I've met a few of them, and they are all funny. They usually say something like, "So, she won't paint it, huh?" I guess a few years ago, they approached the property manager with an offer to all pitch in and pay for it. No dice. She loves the color.

And several neighbors commented that they worry about who will move into The Pink House, "Who will be drawn by that color?" but when they saw us put up our porch stuff, and plant flowers, they figured we were ok. (Heh heh - that's just cuz we haven't plugged in the amp yet, or hosted a sword event in our yard. Just wait, Neighbors, we'll freak you out.)

~ ~ ~


And I've taken up enough of your time. Happy November, folks!

11/03/2011

thursdaybook - swirling leaves and placid laundry

For today I am

Seeing... The view of the back yard out the window above my desk. Oh, how I have missed having a window above my desk! I see layers of oak and pecan trees sweeping their branches across a pearl grey sky. Before them, more layers: fruit tries, rosebushes, hydrangeas, butterfly bushes, an overgrown rosemary plant, and a squatty palm of some sort. Our lumpy lawn of crabgrass and weeds fills the space between the layers of foliage and the house. Flurries of leaves drift and swirl across my line of sight. A perfect November day. Oh, this will be a good spot for dreaming and creating...

Exercise instructions
(a) In the excerpt about The Pink House, how does the property manager feel about the house's color?
(b) Quote the stretch of the excerpt about The Pink House from "And several neighbors" through "freak you out.)".
(c) Please write what comes next in the excerpt about The Pink House, picking up after its final sentence.

Supplied data
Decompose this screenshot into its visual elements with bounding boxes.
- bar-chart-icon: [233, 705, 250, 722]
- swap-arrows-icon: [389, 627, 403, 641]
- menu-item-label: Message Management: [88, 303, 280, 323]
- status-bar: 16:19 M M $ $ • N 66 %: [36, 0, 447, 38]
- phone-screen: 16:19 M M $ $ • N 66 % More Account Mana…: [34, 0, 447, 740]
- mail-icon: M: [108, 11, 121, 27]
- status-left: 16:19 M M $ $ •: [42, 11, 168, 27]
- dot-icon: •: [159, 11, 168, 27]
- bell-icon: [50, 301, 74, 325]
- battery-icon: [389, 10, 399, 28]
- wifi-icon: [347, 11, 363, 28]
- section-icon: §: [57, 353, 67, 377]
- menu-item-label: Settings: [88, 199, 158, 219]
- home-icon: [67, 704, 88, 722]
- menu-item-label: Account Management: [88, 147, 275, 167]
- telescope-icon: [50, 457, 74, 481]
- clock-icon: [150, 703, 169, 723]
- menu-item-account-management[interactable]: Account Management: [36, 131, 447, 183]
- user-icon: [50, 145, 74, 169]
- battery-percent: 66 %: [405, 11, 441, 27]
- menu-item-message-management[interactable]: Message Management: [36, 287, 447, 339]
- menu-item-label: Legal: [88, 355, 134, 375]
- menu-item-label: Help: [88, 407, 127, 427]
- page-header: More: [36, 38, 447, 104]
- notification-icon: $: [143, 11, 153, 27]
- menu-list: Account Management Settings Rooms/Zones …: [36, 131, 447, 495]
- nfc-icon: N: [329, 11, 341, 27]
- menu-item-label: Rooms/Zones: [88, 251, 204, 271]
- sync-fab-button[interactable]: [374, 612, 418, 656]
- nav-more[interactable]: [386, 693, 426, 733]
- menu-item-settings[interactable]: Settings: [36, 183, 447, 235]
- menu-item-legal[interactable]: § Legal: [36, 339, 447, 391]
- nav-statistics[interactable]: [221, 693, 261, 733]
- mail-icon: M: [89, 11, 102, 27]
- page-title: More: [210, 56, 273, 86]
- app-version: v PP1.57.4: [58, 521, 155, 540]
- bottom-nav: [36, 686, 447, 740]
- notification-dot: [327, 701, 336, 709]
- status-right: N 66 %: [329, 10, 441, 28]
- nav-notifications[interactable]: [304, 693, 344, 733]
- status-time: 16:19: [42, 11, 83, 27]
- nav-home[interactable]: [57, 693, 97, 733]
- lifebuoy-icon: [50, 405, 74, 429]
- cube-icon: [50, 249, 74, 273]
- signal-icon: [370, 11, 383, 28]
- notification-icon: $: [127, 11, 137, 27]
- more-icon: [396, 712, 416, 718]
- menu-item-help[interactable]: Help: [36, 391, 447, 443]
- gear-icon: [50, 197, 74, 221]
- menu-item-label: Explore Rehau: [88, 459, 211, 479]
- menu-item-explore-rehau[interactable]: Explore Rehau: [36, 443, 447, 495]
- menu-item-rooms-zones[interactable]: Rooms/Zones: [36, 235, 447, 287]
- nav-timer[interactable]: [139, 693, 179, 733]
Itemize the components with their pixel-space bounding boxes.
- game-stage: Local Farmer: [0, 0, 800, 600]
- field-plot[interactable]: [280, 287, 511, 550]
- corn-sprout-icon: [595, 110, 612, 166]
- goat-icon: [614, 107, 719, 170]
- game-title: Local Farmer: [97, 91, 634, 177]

Set of answers
(a) She loves the color.

(b)
And several neighbors commented that they worry about who will move into The Pink House, "Who will be drawn by that color?" but when they saw us put up our porch stuff, and plant flowers, they figured we were ok. (Heh heh - that's just cuz we haven't plugged in the amp yet, or hosted a sword event in our yard. Just wait, Neighbors, we'll freak you out.)

(c)
Hearing... The freeway. If there's one bummer about The Pink House its that we hear the nearby freeway more than birds. We hope that our thermal drapes may provide some noise buffer as well. I also hear the washer and dryer churning, tumbling, whirring, and buzzing away.

Tasting... Water. I'm trying to drink more of it. I've come up with a plan to alternate Tea and water during the day, starting with black and working my way down to chamomile at the end of the day. Today was the first day that I did not cheat and have a mid-day coffee. Go me!

Working... Setting up our house. Today, I got started on the studio. Still need to get a few pieces of furniture, but it's in usable shape at least. Every room I work on generates a list of furniture or fixtures or storage containers, which we must wait to purchase, so nothing feels complete. But at least now we can find our clothes, make food, and print a document.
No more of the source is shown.